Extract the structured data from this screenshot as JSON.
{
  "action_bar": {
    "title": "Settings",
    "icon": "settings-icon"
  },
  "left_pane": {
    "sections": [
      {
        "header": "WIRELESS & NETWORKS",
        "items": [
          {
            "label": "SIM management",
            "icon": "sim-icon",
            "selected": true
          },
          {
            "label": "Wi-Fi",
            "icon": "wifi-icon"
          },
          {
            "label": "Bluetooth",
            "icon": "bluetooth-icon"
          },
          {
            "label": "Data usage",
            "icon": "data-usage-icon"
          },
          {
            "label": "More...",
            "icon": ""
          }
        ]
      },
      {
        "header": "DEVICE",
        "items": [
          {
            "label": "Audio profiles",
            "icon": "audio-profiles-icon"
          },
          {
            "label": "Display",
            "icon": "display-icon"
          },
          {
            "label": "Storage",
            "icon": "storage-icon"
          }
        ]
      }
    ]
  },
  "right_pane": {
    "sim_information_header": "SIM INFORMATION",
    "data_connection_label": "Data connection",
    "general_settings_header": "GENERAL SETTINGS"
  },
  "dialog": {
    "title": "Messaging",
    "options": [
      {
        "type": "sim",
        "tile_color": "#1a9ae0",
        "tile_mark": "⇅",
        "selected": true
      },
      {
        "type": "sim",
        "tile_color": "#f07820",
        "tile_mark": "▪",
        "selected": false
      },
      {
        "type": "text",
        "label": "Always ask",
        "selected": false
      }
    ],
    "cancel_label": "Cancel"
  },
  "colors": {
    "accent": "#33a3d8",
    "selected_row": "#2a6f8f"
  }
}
+---+
▸ **Requirement**
Repeat the material in full, exactly as it stands.

▸ **Result of the task**
Extract the structured data from this screenshot as JSON.
{
  "action_bar": {
    "title": "Settings",
    "icon": "settings-icon"
  },
  "left_pane": {
    "sections": [
      {
        "header": "WIRELESS & NETWORKS",
        "items": [
          {
            "label": "SIM management",
            "icon": "sim-icon",
            "selected": true
          },
          {
            "label": "Wi-Fi",
            "icon": "wifi-icon"
          },
          {
            "label": "Bluetooth",
            "icon": "bluetooth-icon"
          },
          {
            "label": "Data usage",
            "icon": "data-usage-icon"
          },
          {
            "label": "More...",
            "icon": ""
          }
        ]
      },
      {
        "header": "DEVICE",
        "items": [
          {
            "label": "Audio profiles",
            "icon": "audio-profiles-icon"
          },
          {
            "label": "Display",
            "icon": "display-icon"
          },
          {
            "label": "Storage",
            "icon": "storage-icon"
          }
        ]
      }
    ]
  },
  "right_pane": {
    "sim_information_header": "SIM INFORMATION",
    "data_connection_label": "Data connection",
    "general_settings_header": "GENERAL SETTINGS"
  },
  "dialog": {
    "title": "Messaging",
    "options": [
      {
        "type": "sim",
        "tile_color": "#1a9ae0",
        "tile_mark": "⇅",
        "selected": true
      },
      {
        "type": "sim",
        "tile_color": "#f07820",
        "tile_mark": "▪",
        "selected": false
      },
      {
        "type": "text",
        "label": "Always ask",
        "selected": false
      }
    ],
    "cancel_label": "Cancel"
  },
  "colors": {
    "accent": "#33a3d8",
    "selected_row": "#2a6f8f"
  }
}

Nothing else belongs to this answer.